## The task
Reproduce every line below word for word.

## Data provided
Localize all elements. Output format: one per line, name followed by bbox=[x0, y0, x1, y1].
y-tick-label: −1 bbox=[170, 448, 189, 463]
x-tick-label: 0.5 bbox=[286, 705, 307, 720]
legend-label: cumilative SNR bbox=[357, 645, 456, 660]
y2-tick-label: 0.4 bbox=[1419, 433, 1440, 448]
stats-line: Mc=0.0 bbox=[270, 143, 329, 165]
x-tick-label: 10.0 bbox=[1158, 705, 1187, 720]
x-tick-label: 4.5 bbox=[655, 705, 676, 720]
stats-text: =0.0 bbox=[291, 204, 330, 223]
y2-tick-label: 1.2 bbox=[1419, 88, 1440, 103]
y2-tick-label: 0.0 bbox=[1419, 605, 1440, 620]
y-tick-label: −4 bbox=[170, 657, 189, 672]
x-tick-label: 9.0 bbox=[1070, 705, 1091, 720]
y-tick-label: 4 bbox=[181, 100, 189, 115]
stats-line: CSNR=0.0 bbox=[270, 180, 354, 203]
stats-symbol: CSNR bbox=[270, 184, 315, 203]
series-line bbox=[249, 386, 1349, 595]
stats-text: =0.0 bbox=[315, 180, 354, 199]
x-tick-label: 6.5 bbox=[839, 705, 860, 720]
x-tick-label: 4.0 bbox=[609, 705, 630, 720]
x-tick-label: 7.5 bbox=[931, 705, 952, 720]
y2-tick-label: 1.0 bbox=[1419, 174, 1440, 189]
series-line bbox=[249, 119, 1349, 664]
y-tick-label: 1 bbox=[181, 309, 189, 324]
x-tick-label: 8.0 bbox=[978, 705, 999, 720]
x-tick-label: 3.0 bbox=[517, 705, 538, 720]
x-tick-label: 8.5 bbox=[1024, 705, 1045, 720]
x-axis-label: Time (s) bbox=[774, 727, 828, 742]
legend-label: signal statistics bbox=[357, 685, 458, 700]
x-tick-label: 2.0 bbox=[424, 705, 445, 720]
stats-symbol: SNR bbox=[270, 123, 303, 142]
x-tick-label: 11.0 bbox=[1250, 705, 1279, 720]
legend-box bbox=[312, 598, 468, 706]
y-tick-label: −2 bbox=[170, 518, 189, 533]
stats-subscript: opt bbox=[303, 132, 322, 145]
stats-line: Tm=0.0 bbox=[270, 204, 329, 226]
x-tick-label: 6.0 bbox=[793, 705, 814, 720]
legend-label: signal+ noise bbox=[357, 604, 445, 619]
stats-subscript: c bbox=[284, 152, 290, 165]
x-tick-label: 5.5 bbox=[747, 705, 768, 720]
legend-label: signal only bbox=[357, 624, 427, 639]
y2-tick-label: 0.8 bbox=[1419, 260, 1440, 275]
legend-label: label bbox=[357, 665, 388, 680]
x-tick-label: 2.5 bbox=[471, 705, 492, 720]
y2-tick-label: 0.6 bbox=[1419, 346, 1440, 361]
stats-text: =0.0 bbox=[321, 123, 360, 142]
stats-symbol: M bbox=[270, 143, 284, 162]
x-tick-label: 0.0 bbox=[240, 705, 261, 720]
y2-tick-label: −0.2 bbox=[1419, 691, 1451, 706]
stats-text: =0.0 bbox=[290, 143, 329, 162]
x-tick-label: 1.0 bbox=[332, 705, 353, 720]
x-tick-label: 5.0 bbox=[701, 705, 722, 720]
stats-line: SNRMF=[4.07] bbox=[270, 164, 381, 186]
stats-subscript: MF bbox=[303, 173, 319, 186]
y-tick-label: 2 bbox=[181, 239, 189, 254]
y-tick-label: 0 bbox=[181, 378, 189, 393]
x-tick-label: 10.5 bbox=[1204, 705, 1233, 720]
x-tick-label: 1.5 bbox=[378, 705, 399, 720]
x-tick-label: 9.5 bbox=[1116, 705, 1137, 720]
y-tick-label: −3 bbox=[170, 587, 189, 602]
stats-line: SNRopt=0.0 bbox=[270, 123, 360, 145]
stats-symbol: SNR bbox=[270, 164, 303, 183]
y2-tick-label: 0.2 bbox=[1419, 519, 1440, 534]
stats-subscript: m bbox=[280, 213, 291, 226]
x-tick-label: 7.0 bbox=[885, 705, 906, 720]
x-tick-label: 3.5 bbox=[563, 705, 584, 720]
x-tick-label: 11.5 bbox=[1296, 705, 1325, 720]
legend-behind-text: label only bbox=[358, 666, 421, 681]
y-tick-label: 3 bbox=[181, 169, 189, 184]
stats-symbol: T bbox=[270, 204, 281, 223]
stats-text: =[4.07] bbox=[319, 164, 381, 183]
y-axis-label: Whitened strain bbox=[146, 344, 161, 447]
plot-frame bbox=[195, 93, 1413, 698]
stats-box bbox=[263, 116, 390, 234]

## Exercise solution
Localize all elements. Output format: one per line, name followed by bbox=[x0, y0, x1, y1].
y-tick-label: −1 bbox=[170, 448, 189, 463]
x-tick-label: 0.5 bbox=[286, 705, 307, 720]
legend-label: cumilative SNR bbox=[357, 645, 456, 660]
y2-tick-label: 0.4 bbox=[1419, 433, 1440, 448]
stats-line: Mc=0.0 bbox=[270, 143, 329, 165]
x-tick-label: 10.0 bbox=[1158, 705, 1187, 720]
x-tick-label: 4.5 bbox=[655, 705, 676, 720]
stats-text: =0.0 bbox=[291, 204, 330, 223]
y2-tick-label: 1.2 bbox=[1419, 88, 1440, 103]
y2-tick-label: 0.0 bbox=[1419, 605, 1440, 620]
y-tick-label: −4 bbox=[170, 657, 189, 672]
x-tick-label: 9.0 bbox=[1070, 705, 1091, 720]
y-tick-label: 4 bbox=[181, 100, 189, 115]
stats-line: CSNR=0.0 bbox=[270, 180, 354, 203]
stats-symbol: CSNR bbox=[270, 184, 315, 203]
series-line bbox=[249, 386, 1349, 595]
stats-text: =0.0 bbox=[315, 180, 354, 199]
x-tick-label: 6.5 bbox=[839, 705, 860, 720]
x-tick-label: 4.0 bbox=[609, 705, 630, 720]
x-tick-label: 7.5 bbox=[931, 705, 952, 720]
y2-tick-label: 1.0 bbox=[1419, 174, 1440, 189]
series-line bbox=[249, 119, 1349, 664]
y-tick-label: 1 bbox=[181, 309, 189, 324]
x-tick-label: 8.0 bbox=[978, 705, 999, 720]
x-tick-label: 3.0 bbox=[517, 705, 538, 720]
x-tick-label: 8.5 bbox=[1024, 705, 1045, 720]
x-axis-label: Time (s) bbox=[774, 727, 828, 742]
legend-label: signal statistics bbox=[357, 685, 458, 700]
x-tick-label: 2.0 bbox=[424, 705, 445, 720]
stats-symbol: SNR bbox=[270, 123, 303, 142]
x-tick-label: 11.0 bbox=[1250, 705, 1279, 720]
legend-box bbox=[312, 598, 468, 706]
y-tick-label: −2 bbox=[170, 518, 189, 533]
stats-subscript: opt bbox=[303, 132, 322, 145]
stats-line: Tm=0.0 bbox=[270, 204, 329, 226]
x-tick-label: 6.0 bbox=[793, 705, 814, 720]
legend-label: signal+ noise bbox=[357, 604, 445, 619]
stats-subscript: c bbox=[284, 152, 290, 165]
x-tick-label: 5.5 bbox=[747, 705, 768, 720]
legend-label: signal only bbox=[357, 624, 427, 639]
y2-tick-label: 0.8 bbox=[1419, 260, 1440, 275]
legend-label: label bbox=[357, 665, 388, 680]
x-tick-label: 2.5 bbox=[471, 705, 492, 720]
y2-tick-label: 0.6 bbox=[1419, 346, 1440, 361]
stats-text: =0.0 bbox=[321, 123, 360, 142]
stats-symbol: M bbox=[270, 143, 284, 162]
x-tick-label: 0.0 bbox=[240, 705, 261, 720]
y2-tick-label: −0.2 bbox=[1419, 691, 1451, 706]
stats-text: =0.0 bbox=[290, 143, 329, 162]
x-tick-label: 1.0 bbox=[332, 705, 353, 720]
x-tick-label: 5.0 bbox=[701, 705, 722, 720]
stats-line: SNRMF=[4.07] bbox=[270, 164, 381, 186]
stats-subscript: MF bbox=[303, 173, 319, 186]
y-tick-label: 2 bbox=[181, 239, 189, 254]
y-tick-label: 0 bbox=[181, 378, 189, 393]
x-tick-label: 10.5 bbox=[1204, 705, 1233, 720]
x-tick-label: 1.5 bbox=[378, 705, 399, 720]
x-tick-label: 9.5 bbox=[1116, 705, 1137, 720]
y-tick-label: −3 bbox=[170, 587, 189, 602]
stats-line: SNRopt=0.0 bbox=[270, 123, 360, 145]
stats-symbol: SNR bbox=[270, 164, 303, 183]
y2-tick-label: 0.2 bbox=[1419, 519, 1440, 534]
stats-subscript: m bbox=[280, 213, 291, 226]
x-tick-label: 7.0 bbox=[885, 705, 906, 720]
x-tick-label: 3.5 bbox=[563, 705, 584, 720]
x-tick-label: 11.5 bbox=[1296, 705, 1325, 720]
legend-behind-text: label only bbox=[358, 666, 421, 681]
y-tick-label: 3 bbox=[181, 169, 189, 184]
stats-symbol: T bbox=[270, 204, 281, 223]
stats-text: =[4.07] bbox=[319, 164, 381, 183]
y-axis-label: Whitened strain bbox=[146, 344, 161, 447]
plot-frame bbox=[195, 93, 1413, 698]
stats-box bbox=[263, 116, 390, 234]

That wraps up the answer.